- _EXERCISE BRIEF_
Return the number of lines that include the string "Минпромторга", without any other text.

- _DATA FOR THIS EXERCISE_
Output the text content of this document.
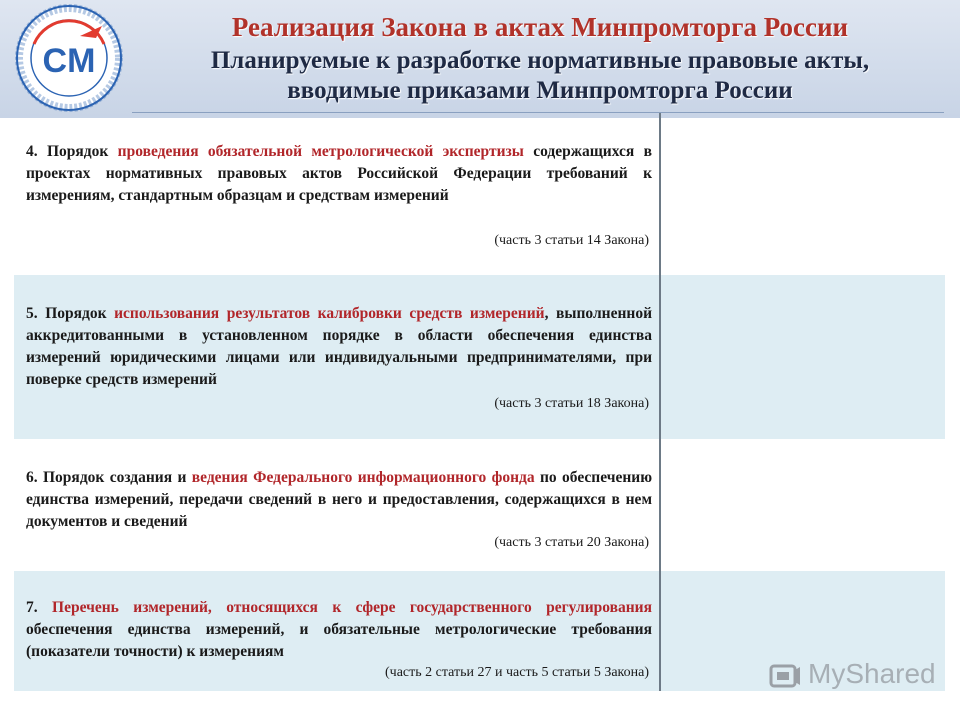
CM
Реализация Закона в актах Минпромторга России
Планируемые к разработке нормативные правовые акты,
вводимые приказами Минпромторга России
4. Порядок проведения обязательной метрологической экспертизы содержащихся в проектах нормативных правовых актов Российской Федерации требований к измерениям, стандартным образцам и средствам измерений
(часть 3 статьи 14 Закона)
5. Порядок использования результатов калибровки средств измерений, выполненной аккредитованными в установленном порядке в области обеспечения единства измерений юридическими лицами или индивидуальными предпринимателями, при поверке средств измерений
(часть 3 статьи 18 Закона)
6. Порядок создания и ведения Федерального информационного фонда по обеспечению единства измерений, передачи сведений в него и предоставления, содержащихся в нем документов и сведений
(часть 3 статьи 20 Закона)
7. Перечень измерений, относящихся к сфере государственного регулирования обеспечения единства измерений, и обязательные метрологические требования (показатели точности) к измерениям
(часть 2 статьи 27 и часть 5 статьи 5 Закона)	MyShared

- _FULL ANSWER_
2